__Aim of the exercise__. Pick out the lines below that contain the string "Predictions" and copy them all.

Figure content listings:
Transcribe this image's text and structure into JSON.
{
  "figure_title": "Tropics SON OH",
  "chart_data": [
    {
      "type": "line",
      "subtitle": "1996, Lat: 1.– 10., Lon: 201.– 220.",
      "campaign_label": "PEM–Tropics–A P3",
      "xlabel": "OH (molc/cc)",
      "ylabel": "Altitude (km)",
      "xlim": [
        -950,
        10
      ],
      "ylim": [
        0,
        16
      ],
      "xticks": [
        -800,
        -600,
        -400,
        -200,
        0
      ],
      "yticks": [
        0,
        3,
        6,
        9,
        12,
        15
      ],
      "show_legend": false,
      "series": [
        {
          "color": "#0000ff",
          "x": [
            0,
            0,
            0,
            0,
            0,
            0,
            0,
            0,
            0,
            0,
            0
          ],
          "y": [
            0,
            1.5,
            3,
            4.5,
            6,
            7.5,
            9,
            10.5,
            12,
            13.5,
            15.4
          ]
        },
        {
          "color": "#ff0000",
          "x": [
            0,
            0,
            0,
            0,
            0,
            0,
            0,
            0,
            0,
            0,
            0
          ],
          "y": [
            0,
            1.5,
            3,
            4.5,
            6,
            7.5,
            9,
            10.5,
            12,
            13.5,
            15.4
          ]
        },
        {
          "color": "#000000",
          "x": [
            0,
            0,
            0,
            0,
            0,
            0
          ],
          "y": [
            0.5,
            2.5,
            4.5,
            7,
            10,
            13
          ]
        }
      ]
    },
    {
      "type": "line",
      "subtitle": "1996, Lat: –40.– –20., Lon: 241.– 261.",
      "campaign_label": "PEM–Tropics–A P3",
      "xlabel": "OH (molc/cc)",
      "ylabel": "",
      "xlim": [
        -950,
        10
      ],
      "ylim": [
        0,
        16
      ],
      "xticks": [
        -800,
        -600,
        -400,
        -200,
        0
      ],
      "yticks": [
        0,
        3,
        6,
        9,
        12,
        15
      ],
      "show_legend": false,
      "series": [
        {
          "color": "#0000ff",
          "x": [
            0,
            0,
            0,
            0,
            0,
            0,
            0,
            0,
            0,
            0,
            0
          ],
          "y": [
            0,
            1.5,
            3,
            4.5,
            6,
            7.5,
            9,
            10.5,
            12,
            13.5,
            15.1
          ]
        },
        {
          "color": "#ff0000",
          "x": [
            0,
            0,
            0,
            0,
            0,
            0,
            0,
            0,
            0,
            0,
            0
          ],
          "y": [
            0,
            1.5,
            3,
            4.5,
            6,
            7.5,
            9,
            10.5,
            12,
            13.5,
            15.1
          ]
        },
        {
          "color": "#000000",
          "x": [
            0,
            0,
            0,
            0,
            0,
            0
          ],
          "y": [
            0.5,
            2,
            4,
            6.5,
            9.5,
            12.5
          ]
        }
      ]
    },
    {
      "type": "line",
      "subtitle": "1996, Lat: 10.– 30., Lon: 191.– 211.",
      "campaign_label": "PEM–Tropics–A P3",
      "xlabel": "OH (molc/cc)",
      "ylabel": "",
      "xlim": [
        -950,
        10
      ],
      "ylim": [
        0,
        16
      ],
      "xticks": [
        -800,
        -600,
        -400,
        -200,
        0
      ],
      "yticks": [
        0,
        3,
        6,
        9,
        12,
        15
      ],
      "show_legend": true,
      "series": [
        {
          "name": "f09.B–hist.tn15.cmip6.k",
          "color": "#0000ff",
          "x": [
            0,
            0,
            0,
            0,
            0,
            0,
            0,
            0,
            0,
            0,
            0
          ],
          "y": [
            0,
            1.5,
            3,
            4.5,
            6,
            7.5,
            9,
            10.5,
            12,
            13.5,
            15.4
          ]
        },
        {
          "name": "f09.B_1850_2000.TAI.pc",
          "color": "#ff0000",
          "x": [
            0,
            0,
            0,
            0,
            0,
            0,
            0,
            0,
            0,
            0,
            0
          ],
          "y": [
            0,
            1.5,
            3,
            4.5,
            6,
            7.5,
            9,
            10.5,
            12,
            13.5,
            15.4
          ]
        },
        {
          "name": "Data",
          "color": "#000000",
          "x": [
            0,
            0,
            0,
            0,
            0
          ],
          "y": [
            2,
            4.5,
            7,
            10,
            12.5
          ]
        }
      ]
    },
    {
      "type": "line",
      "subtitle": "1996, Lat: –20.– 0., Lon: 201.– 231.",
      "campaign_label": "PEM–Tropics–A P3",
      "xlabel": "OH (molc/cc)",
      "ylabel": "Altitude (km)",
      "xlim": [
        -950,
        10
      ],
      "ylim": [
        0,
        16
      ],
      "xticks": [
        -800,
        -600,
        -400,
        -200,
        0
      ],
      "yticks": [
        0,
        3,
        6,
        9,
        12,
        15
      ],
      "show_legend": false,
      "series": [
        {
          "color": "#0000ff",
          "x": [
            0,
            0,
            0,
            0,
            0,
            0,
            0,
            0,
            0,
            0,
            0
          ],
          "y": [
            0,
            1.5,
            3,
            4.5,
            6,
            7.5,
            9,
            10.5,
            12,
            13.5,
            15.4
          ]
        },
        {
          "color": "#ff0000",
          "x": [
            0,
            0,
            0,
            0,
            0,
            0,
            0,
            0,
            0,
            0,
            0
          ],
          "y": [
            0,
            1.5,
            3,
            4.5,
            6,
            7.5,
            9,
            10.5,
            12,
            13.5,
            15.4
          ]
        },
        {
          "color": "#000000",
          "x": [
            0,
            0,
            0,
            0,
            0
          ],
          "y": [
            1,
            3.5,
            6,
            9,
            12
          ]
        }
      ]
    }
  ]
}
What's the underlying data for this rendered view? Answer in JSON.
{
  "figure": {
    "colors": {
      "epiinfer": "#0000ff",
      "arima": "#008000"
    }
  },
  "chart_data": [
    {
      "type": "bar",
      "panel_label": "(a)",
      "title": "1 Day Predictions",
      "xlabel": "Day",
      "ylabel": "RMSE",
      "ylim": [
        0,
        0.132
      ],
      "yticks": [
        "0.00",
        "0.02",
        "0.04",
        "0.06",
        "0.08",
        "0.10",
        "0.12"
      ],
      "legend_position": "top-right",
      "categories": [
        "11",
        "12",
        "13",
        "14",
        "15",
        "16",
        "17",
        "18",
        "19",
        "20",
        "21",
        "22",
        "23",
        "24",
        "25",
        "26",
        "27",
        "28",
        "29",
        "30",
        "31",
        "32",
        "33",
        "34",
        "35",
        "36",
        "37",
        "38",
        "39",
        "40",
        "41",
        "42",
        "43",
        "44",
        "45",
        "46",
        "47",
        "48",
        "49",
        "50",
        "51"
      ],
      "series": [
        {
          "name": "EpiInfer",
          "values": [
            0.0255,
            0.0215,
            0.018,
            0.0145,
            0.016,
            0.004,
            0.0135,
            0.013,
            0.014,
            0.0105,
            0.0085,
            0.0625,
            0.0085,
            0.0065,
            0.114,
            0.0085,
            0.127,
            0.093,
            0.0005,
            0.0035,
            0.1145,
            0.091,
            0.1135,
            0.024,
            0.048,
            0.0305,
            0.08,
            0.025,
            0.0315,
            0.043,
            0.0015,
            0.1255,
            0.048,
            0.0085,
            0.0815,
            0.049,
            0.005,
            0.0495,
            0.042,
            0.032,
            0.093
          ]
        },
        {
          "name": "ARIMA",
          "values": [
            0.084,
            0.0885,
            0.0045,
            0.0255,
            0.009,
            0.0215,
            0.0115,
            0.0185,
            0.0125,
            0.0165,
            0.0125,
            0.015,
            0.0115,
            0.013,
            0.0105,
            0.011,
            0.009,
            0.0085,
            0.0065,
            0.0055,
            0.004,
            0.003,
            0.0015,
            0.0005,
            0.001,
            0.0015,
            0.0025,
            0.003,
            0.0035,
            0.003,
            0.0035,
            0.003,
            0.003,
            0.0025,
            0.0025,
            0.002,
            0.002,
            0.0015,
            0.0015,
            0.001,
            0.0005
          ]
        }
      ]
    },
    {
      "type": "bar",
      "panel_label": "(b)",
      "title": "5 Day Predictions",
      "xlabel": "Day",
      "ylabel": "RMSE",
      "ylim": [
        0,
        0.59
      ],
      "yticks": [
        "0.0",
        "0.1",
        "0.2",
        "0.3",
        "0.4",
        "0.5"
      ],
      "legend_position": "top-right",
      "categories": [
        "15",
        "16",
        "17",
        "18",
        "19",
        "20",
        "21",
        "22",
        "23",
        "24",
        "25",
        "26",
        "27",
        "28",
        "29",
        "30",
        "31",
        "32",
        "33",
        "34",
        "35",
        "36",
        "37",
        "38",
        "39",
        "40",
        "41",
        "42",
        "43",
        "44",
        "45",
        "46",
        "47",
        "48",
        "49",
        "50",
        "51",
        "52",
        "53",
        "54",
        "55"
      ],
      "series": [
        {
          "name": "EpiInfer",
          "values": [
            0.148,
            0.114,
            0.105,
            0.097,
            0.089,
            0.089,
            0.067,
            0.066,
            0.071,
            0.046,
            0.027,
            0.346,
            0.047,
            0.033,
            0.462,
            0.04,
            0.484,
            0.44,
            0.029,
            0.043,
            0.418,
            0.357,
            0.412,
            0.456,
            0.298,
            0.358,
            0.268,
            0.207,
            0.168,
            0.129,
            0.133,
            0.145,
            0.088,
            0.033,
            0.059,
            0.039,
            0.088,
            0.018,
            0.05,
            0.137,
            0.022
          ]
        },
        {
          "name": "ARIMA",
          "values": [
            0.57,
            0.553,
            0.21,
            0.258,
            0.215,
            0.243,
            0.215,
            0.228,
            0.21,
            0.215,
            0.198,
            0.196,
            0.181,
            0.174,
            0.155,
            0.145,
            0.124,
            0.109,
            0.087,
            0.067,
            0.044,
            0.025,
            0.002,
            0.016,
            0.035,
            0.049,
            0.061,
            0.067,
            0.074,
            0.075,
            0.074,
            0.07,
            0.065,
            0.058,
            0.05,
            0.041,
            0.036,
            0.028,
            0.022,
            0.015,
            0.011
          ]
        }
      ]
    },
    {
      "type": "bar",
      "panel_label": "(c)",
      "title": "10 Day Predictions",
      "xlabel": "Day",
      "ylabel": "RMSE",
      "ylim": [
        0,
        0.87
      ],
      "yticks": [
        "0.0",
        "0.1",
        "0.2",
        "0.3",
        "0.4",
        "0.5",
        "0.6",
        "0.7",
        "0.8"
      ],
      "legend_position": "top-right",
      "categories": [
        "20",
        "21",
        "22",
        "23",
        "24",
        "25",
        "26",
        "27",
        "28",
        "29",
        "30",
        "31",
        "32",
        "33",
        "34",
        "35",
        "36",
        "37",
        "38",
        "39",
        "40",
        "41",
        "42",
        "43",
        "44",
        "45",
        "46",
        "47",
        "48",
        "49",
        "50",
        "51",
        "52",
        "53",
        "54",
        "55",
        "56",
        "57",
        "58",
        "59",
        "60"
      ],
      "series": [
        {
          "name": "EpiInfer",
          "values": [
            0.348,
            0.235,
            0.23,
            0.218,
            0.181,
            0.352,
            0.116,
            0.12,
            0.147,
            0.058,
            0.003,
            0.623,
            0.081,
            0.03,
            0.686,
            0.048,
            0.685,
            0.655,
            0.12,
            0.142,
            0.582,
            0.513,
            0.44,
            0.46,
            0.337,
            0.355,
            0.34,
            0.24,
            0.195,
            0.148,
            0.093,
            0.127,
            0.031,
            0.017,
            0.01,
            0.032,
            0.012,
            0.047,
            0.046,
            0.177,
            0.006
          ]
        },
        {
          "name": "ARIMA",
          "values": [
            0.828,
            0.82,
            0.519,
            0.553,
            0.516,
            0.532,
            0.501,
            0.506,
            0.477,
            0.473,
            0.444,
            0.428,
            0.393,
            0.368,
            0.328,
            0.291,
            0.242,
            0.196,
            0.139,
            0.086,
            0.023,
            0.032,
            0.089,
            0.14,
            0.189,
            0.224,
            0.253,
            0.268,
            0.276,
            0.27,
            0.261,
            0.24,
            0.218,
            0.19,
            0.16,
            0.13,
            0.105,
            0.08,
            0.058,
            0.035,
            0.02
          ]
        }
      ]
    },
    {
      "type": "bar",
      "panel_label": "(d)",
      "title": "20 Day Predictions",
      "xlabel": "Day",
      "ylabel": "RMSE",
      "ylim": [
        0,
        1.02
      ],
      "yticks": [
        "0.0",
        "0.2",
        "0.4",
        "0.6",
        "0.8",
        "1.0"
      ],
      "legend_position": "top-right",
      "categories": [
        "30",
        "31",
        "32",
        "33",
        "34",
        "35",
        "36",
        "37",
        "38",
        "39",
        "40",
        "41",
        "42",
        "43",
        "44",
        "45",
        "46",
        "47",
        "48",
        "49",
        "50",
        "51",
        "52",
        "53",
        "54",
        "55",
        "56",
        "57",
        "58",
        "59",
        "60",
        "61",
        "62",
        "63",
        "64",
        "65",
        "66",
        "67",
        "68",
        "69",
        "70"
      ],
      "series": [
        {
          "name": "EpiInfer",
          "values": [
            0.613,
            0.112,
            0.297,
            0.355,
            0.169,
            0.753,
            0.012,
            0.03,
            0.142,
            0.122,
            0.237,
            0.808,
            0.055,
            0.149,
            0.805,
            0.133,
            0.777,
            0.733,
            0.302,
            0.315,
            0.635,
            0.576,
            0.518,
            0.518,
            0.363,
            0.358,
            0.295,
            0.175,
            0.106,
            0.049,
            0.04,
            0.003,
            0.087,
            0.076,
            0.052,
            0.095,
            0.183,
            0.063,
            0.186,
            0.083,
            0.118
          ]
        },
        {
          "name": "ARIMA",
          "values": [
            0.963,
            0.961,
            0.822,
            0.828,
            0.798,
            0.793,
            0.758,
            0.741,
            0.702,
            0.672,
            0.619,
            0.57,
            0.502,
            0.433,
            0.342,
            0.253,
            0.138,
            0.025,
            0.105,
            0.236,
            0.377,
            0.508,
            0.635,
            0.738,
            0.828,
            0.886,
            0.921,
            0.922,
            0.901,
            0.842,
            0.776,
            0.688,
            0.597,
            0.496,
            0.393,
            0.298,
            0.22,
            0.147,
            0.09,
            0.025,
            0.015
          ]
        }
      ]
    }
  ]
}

__The output__.
      "title": "1 Day Predictions",
      "title": "5 Day Predictions",
      "title": "10 Day Predictions",
      "title": "20 Day Predictions",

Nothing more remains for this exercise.